Listed records »
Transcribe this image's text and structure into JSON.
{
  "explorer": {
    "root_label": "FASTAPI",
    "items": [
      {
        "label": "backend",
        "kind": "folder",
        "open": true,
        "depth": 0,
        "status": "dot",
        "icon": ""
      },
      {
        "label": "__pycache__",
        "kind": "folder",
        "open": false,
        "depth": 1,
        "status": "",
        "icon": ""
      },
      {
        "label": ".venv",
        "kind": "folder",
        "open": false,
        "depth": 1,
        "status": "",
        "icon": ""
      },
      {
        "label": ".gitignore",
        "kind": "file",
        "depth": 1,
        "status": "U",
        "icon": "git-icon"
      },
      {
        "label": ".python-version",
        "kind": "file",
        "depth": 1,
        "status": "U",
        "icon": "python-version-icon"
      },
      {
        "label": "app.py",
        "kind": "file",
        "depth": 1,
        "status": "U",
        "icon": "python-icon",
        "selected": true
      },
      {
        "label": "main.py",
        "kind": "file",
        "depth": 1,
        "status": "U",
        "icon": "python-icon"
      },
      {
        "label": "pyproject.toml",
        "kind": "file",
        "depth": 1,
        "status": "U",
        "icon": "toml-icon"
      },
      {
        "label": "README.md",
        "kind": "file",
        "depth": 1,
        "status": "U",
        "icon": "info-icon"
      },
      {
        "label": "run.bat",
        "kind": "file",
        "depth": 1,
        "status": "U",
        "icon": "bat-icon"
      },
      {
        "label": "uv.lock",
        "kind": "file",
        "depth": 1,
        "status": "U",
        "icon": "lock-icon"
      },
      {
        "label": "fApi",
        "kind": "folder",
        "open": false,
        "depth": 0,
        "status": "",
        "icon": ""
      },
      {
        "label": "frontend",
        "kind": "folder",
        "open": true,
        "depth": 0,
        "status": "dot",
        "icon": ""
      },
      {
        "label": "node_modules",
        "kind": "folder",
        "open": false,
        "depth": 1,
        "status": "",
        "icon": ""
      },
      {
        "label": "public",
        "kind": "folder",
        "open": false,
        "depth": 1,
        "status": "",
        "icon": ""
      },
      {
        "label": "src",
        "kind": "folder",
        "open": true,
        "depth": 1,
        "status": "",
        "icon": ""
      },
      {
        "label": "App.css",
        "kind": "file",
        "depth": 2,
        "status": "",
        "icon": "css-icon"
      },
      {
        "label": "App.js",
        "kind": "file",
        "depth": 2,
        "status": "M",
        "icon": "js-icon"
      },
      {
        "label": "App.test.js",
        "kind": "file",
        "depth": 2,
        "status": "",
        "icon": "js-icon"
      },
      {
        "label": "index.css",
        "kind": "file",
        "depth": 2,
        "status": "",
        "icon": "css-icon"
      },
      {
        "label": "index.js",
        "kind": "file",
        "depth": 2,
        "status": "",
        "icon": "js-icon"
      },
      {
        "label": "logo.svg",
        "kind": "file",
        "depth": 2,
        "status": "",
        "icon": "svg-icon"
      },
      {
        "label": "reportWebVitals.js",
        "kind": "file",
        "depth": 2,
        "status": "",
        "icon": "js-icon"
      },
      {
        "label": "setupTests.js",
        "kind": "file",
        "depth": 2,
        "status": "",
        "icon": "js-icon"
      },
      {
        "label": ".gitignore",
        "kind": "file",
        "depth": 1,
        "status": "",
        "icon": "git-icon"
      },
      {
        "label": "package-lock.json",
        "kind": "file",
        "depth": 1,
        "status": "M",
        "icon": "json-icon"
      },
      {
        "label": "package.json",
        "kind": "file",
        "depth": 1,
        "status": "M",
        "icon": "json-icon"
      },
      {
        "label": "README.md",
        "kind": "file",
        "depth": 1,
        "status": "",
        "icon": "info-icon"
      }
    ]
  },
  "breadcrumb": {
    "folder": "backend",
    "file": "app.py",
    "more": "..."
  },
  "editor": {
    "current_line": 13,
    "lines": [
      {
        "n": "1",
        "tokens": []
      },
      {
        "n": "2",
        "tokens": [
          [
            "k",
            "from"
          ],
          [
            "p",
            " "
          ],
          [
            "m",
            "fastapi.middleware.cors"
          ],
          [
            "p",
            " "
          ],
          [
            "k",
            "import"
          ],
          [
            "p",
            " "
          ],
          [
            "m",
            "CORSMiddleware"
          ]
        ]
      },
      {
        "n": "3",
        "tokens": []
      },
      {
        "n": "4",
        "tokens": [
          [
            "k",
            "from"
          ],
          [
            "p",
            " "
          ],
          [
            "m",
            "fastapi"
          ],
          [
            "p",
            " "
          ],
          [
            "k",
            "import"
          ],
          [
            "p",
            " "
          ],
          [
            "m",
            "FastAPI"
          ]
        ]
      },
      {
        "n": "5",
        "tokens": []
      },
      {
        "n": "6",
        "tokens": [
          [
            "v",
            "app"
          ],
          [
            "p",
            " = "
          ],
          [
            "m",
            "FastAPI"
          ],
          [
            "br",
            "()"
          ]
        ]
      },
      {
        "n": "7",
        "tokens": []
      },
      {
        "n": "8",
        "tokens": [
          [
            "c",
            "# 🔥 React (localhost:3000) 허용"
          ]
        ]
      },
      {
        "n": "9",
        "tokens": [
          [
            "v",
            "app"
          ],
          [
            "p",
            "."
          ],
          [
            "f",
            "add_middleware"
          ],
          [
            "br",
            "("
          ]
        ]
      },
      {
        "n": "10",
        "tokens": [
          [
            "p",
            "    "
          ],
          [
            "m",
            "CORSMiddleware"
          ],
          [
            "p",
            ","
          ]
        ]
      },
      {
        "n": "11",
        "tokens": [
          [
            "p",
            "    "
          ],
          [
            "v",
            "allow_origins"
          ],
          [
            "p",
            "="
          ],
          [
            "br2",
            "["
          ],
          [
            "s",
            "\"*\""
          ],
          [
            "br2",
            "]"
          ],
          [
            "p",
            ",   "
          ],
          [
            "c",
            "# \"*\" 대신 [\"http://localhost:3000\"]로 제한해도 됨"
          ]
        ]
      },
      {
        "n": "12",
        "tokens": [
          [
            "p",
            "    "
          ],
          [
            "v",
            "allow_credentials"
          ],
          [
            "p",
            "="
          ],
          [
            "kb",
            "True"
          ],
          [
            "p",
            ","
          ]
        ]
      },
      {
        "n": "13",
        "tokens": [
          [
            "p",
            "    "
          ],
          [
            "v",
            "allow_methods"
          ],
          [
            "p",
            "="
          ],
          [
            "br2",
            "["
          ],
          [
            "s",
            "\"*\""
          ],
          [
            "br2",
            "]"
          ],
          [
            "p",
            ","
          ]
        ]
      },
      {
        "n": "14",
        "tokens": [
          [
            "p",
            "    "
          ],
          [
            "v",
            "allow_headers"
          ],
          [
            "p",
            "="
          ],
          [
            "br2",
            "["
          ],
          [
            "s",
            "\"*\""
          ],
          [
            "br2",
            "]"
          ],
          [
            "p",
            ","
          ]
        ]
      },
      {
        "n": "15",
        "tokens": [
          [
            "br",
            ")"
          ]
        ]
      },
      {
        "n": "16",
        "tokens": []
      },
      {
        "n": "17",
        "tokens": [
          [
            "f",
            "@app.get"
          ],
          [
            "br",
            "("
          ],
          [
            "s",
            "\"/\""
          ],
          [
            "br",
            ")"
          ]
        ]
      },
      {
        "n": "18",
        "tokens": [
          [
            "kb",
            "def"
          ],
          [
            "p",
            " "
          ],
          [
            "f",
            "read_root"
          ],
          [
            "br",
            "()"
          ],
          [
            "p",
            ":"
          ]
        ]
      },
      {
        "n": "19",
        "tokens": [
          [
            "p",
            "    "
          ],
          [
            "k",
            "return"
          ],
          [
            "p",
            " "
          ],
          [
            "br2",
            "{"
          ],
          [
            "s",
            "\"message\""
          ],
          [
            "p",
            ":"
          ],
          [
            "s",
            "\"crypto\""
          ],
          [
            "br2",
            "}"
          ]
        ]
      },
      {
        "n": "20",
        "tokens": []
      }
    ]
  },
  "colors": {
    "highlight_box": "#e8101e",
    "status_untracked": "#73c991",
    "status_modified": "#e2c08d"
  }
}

Exercise »
Copy each line from the data above that includes "version".

Answer to this task »
        "label": ".python-version",
        "icon": "python-version-icon"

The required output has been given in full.